Your instructions: Write the data out again in full, with no departure from the original.

Material supplied:
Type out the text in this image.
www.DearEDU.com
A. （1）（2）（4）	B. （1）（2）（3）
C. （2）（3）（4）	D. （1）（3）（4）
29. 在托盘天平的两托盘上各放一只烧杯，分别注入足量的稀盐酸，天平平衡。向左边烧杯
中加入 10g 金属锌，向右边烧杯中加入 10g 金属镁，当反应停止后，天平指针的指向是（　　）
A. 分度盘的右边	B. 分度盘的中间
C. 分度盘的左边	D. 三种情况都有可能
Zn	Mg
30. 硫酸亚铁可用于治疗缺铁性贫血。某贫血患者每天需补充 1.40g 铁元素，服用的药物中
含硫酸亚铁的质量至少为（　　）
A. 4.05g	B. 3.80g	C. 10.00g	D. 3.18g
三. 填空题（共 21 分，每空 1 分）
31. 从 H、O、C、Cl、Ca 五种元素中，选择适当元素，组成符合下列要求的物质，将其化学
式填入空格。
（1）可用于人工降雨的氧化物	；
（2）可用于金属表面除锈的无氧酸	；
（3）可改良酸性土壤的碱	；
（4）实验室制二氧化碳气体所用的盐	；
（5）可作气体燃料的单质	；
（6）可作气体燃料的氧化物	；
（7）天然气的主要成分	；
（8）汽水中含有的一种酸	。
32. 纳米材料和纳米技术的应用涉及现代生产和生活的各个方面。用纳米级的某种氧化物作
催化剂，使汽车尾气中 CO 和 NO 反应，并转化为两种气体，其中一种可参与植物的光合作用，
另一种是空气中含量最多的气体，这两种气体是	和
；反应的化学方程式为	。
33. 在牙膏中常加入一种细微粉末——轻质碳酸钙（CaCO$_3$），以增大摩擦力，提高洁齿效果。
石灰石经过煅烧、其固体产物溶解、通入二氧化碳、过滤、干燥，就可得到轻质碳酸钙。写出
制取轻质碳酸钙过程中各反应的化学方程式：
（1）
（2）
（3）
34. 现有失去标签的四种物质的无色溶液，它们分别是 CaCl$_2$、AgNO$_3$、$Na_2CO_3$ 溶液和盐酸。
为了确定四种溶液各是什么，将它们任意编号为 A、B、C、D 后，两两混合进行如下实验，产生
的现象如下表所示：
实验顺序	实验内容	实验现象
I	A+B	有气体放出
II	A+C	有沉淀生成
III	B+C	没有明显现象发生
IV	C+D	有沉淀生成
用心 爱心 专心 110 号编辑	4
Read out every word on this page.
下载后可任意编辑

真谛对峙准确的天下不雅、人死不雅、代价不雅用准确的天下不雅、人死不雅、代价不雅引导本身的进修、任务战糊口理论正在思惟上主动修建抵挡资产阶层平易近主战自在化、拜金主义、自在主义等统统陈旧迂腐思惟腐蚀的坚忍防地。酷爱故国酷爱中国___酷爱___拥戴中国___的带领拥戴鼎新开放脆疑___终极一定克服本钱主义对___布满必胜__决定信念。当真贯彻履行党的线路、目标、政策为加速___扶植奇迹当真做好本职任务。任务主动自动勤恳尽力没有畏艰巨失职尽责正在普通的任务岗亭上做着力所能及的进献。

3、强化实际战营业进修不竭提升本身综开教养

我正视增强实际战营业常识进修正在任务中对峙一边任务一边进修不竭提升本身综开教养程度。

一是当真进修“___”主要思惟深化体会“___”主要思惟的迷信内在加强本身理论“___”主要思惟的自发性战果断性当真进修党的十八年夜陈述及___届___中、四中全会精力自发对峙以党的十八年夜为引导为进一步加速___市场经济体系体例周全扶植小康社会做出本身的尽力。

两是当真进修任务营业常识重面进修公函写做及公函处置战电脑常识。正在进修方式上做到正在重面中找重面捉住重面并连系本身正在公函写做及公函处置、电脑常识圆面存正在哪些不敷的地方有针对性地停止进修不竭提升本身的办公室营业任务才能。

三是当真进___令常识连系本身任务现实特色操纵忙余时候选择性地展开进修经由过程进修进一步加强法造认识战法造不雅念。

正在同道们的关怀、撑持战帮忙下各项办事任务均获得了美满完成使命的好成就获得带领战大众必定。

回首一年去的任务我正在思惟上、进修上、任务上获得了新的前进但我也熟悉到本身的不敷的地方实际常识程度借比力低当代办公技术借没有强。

Output of the exercise:
Type out the text in this image.
www.DearEDU.com
A. （1）（2）（4）	B. （1）（2）（3）
C. （2）（3）（4）	D. （1）（3）（4）
29. 在托盘天平的两托盘上各放一只烧杯，分别注入足量的稀盐酸，天平平衡。向左边烧杯
中加入 10g 金属锌，向右边烧杯中加入 10g 金属镁，当反应停止后，天平指针的指向是（　　）
A. 分度盘的右边	B. 分度盘的中间
C. 分度盘的左边	D. 三种情况都有可能
Zn	Mg
30. 硫酸亚铁可用于治疗缺铁性贫血。某贫血患者每天需补充 1.40g 铁元素，服用的药物中
含硫酸亚铁的质量至少为（　　）
A. 4.05g	B. 3.80g	C. 10.00g	D. 3.18g
三. 填空题（共 21 分，每空 1 分）
31. 从 H、O、C、Cl、Ca 五种元素中，选择适当元素，组成符合下列要求的物质，将其化学
式填入空格。
（1）可用于人工降雨的氧化物	；
（2）可用于金属表面除锈的无氧酸	；
（3）可改良酸性土壤的碱	；
（4）实验室制二氧化碳气体所用的盐	；
（5）可作气体燃料的单质	；
（6）可作气体燃料的氧化物	；
（7）天然气的主要成分	；
（8）汽水中含有的一种酸	。
32. 纳米材料和纳米技术的应用涉及现代生产和生活的各个方面。用纳米级的某种氧化物作
催化剂，使汽车尾气中 CO 和 NO 反应，并转化为两种气体，其中一种可参与植物的光合作用，
另一种是空气中含量最多的气体，这两种气体是	和
；反应的化学方程式为	。
33. 在牙膏中常加入一种细微粉末——轻质碳酸钙（CaCO$_3$），以增大摩擦力，提高洁齿效果。
石灰石经过煅烧、其固体产物溶解、通入二氧化碳、过滤、干燥，就可得到轻质碳酸钙。写出
制取轻质碳酸钙过程中各反应的化学方程式：
（1）
（2）
（3）
34. 现有失去标签的四种物质的无色溶液，它们分别是 CaCl$_2$、AgNO$_3$、$Na_2CO_3$ 溶液和盐酸。
为了确定四种溶液各是什么，将它们任意编号为 A、B、C、D 后，两两混合进行如下实验，产生
的现象如下表所示：
实验顺序	实验内容	实验现象
I	A+B	有气体放出
II	A+C	有沉淀生成
III	B+C	没有明显现象发生
IV	C+D	有沉淀生成
用心 爱心 专心 110 号编辑	4
Read out every word on this page.
下载后可任意编辑

真谛对峙准确的天下不雅、人死不雅、代价不雅用准确的天下不雅、人死不雅、代价不雅引导本身的进修、任务战糊口理论正在思惟上主动修建抵挡资产阶层平易近主战自在化、拜金主义、自在主义等统统陈旧迂腐思惟腐蚀的坚忍防地。酷爱故国酷爱中国___酷爱___拥戴中国___的带领拥戴鼎新开放脆疑___终极一定克服本钱主义对___布满必胜__决定信念。当真贯彻履行党的线路、目标、政策为加速___扶植奇迹当真做好本职任务。任务主动自动勤恳尽力没有畏艰巨失职尽责正在普通的任务岗亭上做着力所能及的进献。

3、强化实际战营业进修不竭提升本身综开教养

我正视增强实际战营业常识进修正在任务中对峙一边任务一边进修不竭提升本身综开教养程度。

一是当真进修“___”主要思惟深化体会“___”主要思惟的迷信内在加强本身理论“___”主要思惟的自发性战果断性当真进修党的十八年夜陈述及___届___中、四中全会精力自发对峙以党的十八年夜为引导为进一步加速___市场经济体系体例周全扶植小康社会做出本身的尽力。

两是当真进修任务营业常识重面进修公函写做及公函处置战电脑常识。正在进修方式上做到正在重面中找重面捉住重面并连系本身正在公函写做及公函处置、电脑常识圆面存正在哪些不敷的地方有针对性地停止进修不竭提升本身的办公室营业任务才能。

三是当真进___令常识连系本身任务现实特色操纵忙余时候选择性地展开进修经由过程进修进一步加强法造认识战法造不雅念。

正在同道们的关怀、撑持战帮忙下各项办事任务均获得了美满完成使命的好成就获得带领战大众必定。

回首一年去的任务我正在思惟上、进修上、任务上获得了新的前进但我也熟悉到本身的不敷的地方实际常识程度借比力低当代办公技术借没有强。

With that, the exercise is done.